[Begin EXERCISE MATERIALS]

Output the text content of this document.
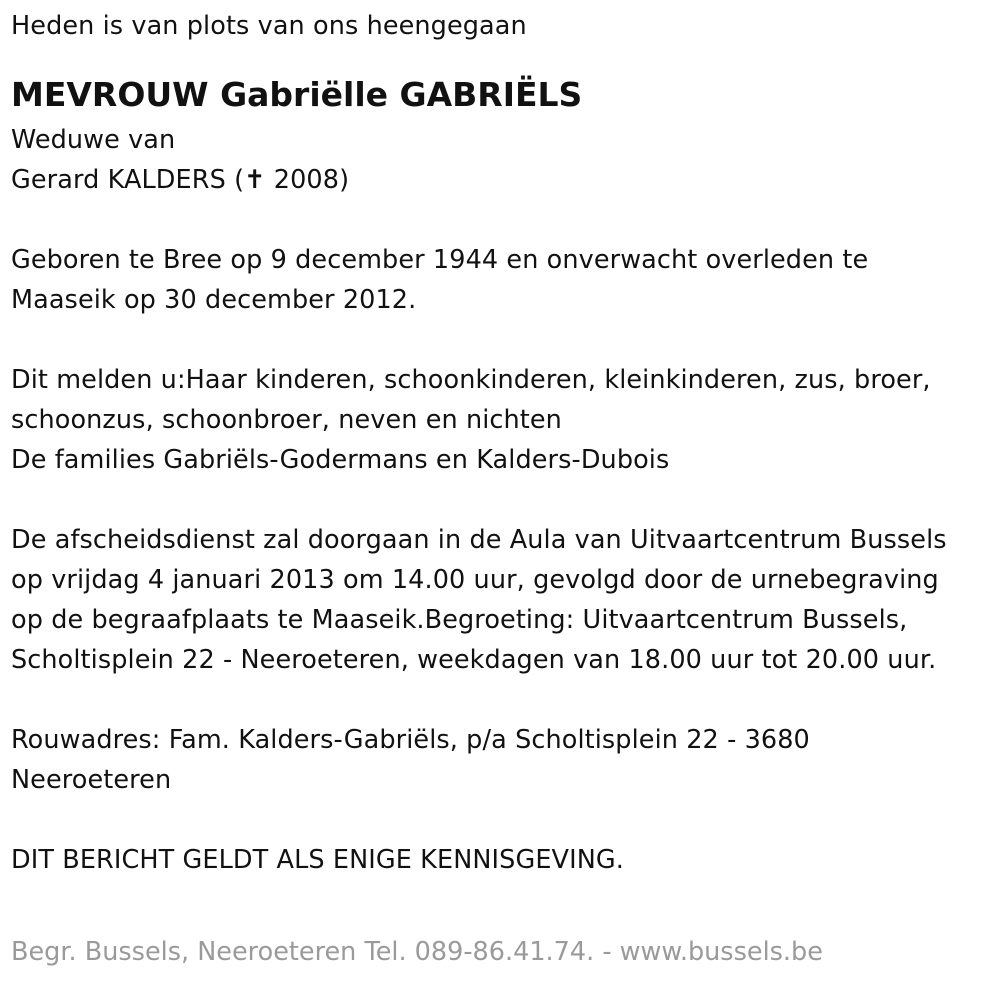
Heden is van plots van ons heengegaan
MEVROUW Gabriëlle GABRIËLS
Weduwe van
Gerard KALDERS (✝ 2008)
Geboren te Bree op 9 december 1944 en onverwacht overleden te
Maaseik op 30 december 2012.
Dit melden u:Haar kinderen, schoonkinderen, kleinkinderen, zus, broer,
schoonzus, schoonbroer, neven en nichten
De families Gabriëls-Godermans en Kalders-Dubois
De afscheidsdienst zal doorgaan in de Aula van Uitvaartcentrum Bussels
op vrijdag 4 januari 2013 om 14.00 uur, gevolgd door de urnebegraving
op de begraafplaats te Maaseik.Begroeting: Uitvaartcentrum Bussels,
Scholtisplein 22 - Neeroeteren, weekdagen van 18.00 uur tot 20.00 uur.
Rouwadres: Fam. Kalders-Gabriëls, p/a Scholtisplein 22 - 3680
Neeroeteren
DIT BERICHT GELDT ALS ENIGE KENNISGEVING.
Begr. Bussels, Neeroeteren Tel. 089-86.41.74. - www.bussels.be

[End EXERCISE MATERIALS]

TO DO:
Copy every line from the records above that contains the word "Scholtisplein".

FINISHED TASK:
Scholtisplein 22 - Neeroeteren, weekdagen van 18.00 uur tot 20.00 uur.
Rouwadres: Fam. Kalders-Gabriëls, p/a Scholtisplein 22 - 3680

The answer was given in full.